- Exercise -
It is required that all of the data be written out exactly.

· · · ·

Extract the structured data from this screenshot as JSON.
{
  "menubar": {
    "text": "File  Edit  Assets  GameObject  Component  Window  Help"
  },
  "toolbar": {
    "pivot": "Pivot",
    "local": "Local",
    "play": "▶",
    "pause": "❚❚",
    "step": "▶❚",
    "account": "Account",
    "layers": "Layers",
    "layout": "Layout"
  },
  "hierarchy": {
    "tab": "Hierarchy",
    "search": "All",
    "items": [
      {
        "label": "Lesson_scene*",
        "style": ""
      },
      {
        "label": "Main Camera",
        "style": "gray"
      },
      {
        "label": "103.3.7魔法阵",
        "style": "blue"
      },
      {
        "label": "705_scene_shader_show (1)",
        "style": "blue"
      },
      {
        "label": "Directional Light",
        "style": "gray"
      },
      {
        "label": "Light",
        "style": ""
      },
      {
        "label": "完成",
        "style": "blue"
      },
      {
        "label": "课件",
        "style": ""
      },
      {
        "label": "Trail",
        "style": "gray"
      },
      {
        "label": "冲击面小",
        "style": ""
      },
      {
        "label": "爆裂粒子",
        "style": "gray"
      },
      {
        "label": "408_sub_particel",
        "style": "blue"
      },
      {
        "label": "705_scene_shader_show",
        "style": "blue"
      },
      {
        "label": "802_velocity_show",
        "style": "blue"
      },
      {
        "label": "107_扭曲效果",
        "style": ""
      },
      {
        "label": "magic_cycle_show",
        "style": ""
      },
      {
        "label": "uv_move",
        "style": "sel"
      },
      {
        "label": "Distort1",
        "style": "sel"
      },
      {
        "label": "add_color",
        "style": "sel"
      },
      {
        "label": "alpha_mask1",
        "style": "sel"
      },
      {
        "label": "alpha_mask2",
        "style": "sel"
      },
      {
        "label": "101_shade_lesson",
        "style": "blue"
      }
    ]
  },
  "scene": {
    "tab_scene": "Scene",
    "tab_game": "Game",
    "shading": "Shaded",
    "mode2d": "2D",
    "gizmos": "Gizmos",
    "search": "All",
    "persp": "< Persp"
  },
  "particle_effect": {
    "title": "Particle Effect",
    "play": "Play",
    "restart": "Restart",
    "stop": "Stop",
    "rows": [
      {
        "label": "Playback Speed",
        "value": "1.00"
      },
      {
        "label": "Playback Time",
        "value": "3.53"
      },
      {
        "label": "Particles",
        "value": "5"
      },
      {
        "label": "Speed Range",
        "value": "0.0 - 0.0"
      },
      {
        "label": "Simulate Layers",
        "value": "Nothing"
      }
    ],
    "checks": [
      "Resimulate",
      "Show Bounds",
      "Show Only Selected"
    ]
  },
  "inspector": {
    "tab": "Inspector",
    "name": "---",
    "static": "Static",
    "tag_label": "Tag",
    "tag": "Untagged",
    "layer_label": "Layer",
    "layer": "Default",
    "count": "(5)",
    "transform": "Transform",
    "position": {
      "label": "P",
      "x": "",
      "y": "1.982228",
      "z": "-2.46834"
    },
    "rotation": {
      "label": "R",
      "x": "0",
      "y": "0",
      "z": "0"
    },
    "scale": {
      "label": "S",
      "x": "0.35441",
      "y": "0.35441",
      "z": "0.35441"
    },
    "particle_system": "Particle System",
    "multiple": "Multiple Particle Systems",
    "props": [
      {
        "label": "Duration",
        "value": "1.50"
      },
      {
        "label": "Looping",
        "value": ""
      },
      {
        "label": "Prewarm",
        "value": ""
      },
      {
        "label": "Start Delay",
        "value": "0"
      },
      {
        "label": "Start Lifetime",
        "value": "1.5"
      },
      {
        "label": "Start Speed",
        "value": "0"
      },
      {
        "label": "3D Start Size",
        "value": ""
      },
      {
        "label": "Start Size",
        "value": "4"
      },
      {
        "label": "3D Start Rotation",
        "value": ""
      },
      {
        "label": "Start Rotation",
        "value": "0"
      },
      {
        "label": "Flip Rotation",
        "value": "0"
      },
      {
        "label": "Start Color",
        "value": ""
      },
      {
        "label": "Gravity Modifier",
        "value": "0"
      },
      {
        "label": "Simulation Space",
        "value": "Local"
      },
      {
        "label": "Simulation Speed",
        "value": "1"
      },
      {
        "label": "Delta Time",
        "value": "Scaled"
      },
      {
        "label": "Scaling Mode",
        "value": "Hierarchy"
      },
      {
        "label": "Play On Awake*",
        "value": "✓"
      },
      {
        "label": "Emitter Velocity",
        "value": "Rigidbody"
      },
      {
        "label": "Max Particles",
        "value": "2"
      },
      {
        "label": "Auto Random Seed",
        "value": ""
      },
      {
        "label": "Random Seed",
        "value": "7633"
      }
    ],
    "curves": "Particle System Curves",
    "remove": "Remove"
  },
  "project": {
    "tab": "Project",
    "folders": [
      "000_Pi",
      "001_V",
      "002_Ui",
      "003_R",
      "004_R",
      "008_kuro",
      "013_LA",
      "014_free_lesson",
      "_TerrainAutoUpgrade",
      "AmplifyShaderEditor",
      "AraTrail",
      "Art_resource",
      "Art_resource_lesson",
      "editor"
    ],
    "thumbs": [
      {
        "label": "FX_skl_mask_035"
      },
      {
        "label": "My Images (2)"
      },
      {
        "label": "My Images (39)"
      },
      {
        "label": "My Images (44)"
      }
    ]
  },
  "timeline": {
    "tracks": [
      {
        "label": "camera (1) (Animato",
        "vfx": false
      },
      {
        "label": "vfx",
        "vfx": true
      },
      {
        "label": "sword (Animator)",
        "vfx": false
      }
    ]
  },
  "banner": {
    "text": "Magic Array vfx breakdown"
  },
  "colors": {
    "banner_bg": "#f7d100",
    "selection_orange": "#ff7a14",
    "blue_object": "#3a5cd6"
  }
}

· · · ·

- Final answer -
Extract the structured data from this screenshot as JSON.
{
  "menubar": {
    "text": "File  Edit  Assets  GameObject  Component  Window  Help"
  },
  "toolbar": {
    "pivot": "Pivot",
    "local": "Local",
    "play": "▶",
    "pause": "❚❚",
    "step": "▶❚",
    "account": "Account",
    "layers": "Layers",
    "layout": "Layout"
  },
  "hierarchy": {
    "tab": "Hierarchy",
    "search": "All",
    "items": [
      {
        "label": "Lesson_scene*",
        "style": ""
      },
      {
        "label": "Main Camera",
        "style": "gray"
      },
      {
        "label": "103.3.7魔法阵",
        "style": "blue"
      },
      {
        "label": "705_scene_shader_show (1)",
        "style": "blue"
      },
      {
        "label": "Directional Light",
        "style": "gray"
      },
      {
        "label": "Light",
        "style": ""
      },
      {
        "label": "完成",
        "style": "blue"
      },
      {
        "label": "课件",
        "style": ""
      },
      {
        "label": "Trail",
        "style": "gray"
      },
      {
        "label": "冲击面小",
        "style": ""
      },
      {
        "label": "爆裂粒子",
        "style": "gray"
      },
      {
        "label": "408_sub_particel",
        "style": "blue"
      },
      {
        "label": "705_scene_shader_show",
        "style": "blue"
      },
      {
        "label": "802_velocity_show",
        "style": "blue"
      },
      {
        "label": "107_扭曲效果",
        "style": ""
      },
      {
        "label": "magic_cycle_show",
        "style": ""
      },
      {
        "label": "uv_move",
        "style": "sel"
      },
      {
        "label": "Distort1",
        "style": "sel"
      },
      {
        "label": "add_color",
        "style": "sel"
      },
      {
        "label": "alpha_mask1",
        "style": "sel"
      },
      {
        "label": "alpha_mask2",
        "style": "sel"
      },
      {
        "label": "101_shade_lesson",
        "style": "blue"
      }
    ]
  },
  "scene": {
    "tab_scene": "Scene",
    "tab_game": "Game",
    "shading": "Shaded",
    "mode2d": "2D",
    "gizmos": "Gizmos",
    "search": "All",
    "persp": "< Persp"
  },
  "particle_effect": {
    "title": "Particle Effect",
    "play": "Play",
    "restart": "Restart",
    "stop": "Stop",
    "rows": [
      {
        "label": "Playback Speed",
        "value": "1.00"
      },
      {
        "label": "Playback Time",
        "value": "3.53"
      },
      {
        "label": "Particles",
        "value": "5"
      },
      {
        "label": "Speed Range",
        "value": "0.0 - 0.0"
      },
      {
        "label": "Simulate Layers",
        "value": "Nothing"
      }
    ],
    "checks": [
      "Resimulate",
      "Show Bounds",
      "Show Only Selected"
    ]
  },
  "inspector": {
    "tab": "Inspector",
    "name": "---",
    "static": "Static",
    "tag_label": "Tag",
    "tag": "Untagged",
    "layer_label": "Layer",
    "layer": "Default",
    "count": "(5)",
    "transform": "Transform",
    "position": {
      "label": "P",
      "x": "",
      "y": "1.982228",
      "z": "-2.46834"
    },
    "rotation": {
      "label": "R",
      "x": "0",
      "y": "0",
      "z": "0"
    },
    "scale": {
      "label": "S",
      "x": "0.35441",
      "y": "0.35441",
      "z": "0.35441"
    },
    "particle_system": "Particle System",
    "multiple": "Multiple Particle Systems",
    "props": [
      {
        "label": "Duration",
        "value": "1.50"
      },
      {
        "label": "Looping",
        "value": ""
      },
      {
        "label": "Prewarm",
        "value": ""
      },
      {
        "label": "Start Delay",
        "value": "0"
      },
      {
        "label": "Start Lifetime",
        "value": "1.5"
      },
      {
        "label": "Start Speed",
        "value": "0"
      },
      {
        "label": "3D Start Size",
        "value": ""
      },
      {
        "label": "Start Size",
        "value": "4"
      },
      {
        "label": "3D Start Rotation",
        "value": ""
      },
      {
        "label": "Start Rotation",
        "value": "0"
      },
      {
        "label": "Flip Rotation",
        "value": "0"
      },
      {
        "label": "Start Color",
        "value": ""
      },
      {
        "label": "Gravity Modifier",
        "value": "0"
      },
      {
        "label": "Simulation Space",
        "value": "Local"
      },
      {
        "label": "Simulation Speed",
        "value": "1"
      },
      {
        "label": "Delta Time",
        "value": "Scaled"
      },
      {
        "label": "Scaling Mode",
        "value": "Hierarchy"
      },
      {
        "label": "Play On Awake*",
        "value": "✓"
      },
      {
        "label": "Emitter Velocity",
        "value": "Rigidbody"
      },
      {
        "label": "Max Particles",
        "value": "2"
      },
      {
        "label": "Auto Random Seed",
        "value": ""
      },
      {
        "label": "Random Seed",
        "value": "7633"
      }
    ],
    "curves": "Particle System Curves",
    "remove": "Remove"
  },
  "project": {
    "tab": "Project",
    "folders": [
      "000_Pi",
      "001_V",
      "002_Ui",
      "003_R",
      "004_R",
      "008_kuro",
      "013_LA",
      "014_free_lesson",
      "_TerrainAutoUpgrade",
      "AmplifyShaderEditor",
      "AraTrail",
      "Art_resource",
      "Art_resource_lesson",
      "editor"
    ],
    "thumbs": [
      {
        "label": "FX_skl_mask_035"
      },
      {
        "label": "My Images (2)"
      },
      {
        "label": "My Images (39)"
      },
      {
        "label": "My Images (44)"
      }
    ]
  },
  "timeline": {
    "tracks": [
      {
        "label": "camera (1) (Animato",
        "vfx": false
      },
      {
        "label": "vfx",
        "vfx": true
      },
      {
        "label": "sword (Animator)",
        "vfx": false
      }
    ]
  },
  "banner": {
    "text": "Magic Array vfx breakdown"
  },
  "colors": {
    "banner_bg": "#f7d100",
    "selection_orange": "#ff7a14",
    "blue_object": "#3a5cd6"
  }
}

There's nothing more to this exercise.